* begin MATERIAL PROVIDED *

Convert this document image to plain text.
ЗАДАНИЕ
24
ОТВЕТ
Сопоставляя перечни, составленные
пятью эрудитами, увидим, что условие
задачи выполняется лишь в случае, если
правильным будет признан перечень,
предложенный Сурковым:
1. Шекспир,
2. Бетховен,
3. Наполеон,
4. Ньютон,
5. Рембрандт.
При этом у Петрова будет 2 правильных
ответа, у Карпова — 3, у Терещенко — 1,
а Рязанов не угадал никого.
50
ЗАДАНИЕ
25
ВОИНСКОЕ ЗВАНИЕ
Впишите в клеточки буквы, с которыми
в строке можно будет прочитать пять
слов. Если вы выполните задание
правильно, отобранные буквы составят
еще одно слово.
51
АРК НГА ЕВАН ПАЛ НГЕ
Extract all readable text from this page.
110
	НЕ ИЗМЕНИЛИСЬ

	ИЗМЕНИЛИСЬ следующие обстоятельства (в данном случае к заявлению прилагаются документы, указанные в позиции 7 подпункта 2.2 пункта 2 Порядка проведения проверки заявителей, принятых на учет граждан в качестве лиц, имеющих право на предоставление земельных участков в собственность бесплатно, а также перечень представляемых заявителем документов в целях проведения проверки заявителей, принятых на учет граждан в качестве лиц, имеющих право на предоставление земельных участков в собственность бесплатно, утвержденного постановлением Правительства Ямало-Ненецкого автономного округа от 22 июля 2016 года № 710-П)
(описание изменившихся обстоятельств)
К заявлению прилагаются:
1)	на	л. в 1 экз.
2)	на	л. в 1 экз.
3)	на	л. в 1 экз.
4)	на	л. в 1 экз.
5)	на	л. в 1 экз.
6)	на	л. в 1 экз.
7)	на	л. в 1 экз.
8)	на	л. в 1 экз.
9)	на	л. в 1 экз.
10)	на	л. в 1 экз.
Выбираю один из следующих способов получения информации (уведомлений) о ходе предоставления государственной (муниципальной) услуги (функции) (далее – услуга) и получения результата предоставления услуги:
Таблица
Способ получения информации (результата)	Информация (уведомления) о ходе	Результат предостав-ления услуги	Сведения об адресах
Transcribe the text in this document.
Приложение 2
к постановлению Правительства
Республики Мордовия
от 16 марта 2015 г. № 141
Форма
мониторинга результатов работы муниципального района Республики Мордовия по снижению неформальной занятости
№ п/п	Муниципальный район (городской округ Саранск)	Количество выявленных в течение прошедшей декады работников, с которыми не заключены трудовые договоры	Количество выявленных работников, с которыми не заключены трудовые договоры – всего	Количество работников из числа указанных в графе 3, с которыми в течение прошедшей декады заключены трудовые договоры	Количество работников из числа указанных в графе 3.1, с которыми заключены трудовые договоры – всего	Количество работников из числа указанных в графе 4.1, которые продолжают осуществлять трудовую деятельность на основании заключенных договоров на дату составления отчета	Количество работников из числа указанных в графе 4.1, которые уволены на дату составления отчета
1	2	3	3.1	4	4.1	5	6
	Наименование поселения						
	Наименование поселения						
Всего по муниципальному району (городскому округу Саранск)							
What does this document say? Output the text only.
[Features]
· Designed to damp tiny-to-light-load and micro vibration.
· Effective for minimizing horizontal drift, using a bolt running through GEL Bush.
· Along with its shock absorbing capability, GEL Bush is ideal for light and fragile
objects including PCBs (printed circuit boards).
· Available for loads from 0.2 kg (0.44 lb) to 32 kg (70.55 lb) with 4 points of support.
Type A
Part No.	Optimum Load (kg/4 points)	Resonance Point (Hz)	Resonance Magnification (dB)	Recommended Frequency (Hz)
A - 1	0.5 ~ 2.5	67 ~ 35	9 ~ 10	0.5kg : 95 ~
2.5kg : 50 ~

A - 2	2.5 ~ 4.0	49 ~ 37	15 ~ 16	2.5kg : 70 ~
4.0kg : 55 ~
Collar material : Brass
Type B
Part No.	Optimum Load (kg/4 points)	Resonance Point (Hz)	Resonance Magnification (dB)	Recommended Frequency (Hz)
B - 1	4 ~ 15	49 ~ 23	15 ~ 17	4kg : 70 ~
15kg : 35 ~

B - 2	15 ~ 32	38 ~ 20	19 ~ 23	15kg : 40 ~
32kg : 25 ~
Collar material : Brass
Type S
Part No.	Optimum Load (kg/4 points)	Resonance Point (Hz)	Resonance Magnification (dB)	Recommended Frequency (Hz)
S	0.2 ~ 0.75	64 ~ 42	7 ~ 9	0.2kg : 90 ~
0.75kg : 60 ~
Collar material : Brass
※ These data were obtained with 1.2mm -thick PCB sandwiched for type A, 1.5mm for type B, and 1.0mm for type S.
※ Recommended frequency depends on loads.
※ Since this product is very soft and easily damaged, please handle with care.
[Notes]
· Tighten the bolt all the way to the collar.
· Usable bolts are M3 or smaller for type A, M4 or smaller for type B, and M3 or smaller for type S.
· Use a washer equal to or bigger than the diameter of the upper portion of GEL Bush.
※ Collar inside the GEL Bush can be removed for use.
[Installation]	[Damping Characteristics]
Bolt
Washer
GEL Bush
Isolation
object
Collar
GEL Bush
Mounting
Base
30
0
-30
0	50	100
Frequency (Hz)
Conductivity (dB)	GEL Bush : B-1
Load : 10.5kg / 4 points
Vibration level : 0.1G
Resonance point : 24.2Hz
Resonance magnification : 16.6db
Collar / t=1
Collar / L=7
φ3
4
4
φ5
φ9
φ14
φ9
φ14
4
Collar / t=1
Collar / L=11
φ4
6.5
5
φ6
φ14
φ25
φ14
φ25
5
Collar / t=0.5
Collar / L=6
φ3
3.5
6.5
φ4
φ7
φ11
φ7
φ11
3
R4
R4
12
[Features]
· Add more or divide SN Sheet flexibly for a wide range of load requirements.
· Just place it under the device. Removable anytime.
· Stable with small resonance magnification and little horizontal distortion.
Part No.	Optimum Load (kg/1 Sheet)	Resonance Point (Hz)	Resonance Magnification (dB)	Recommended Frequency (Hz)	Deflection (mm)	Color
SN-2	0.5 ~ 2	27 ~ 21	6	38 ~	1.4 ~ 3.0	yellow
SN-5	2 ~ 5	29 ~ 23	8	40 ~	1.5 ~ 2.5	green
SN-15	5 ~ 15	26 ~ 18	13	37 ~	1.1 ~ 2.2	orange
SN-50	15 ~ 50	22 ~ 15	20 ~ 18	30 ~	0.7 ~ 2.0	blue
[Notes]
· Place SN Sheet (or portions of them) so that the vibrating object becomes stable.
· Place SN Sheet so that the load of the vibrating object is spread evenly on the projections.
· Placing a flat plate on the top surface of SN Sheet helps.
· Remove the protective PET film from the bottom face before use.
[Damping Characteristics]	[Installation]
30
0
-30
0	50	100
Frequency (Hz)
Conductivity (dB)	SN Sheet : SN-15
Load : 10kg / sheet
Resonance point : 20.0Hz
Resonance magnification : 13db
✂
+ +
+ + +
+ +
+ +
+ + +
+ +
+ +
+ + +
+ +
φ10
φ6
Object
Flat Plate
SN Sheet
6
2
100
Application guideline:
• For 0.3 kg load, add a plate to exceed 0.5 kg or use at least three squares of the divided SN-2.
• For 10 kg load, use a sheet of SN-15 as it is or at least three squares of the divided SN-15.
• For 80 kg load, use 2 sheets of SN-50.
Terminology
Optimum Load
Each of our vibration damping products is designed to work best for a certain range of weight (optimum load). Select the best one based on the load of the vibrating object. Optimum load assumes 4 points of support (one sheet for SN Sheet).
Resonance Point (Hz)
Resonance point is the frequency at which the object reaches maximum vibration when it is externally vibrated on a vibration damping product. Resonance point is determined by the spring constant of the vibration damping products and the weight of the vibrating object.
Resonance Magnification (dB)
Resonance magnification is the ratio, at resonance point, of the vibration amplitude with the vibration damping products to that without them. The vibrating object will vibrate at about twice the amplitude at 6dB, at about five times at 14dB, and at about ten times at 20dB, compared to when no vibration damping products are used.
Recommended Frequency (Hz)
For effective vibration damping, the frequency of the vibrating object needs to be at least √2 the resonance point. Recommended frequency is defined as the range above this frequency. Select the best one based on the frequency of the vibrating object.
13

* end MATERIAL PROVIDED *

TASK STATEMENT -> Only the number is wanted: how many lines of the data contain the word "them"?

EXERCISE SOLUTION -> 2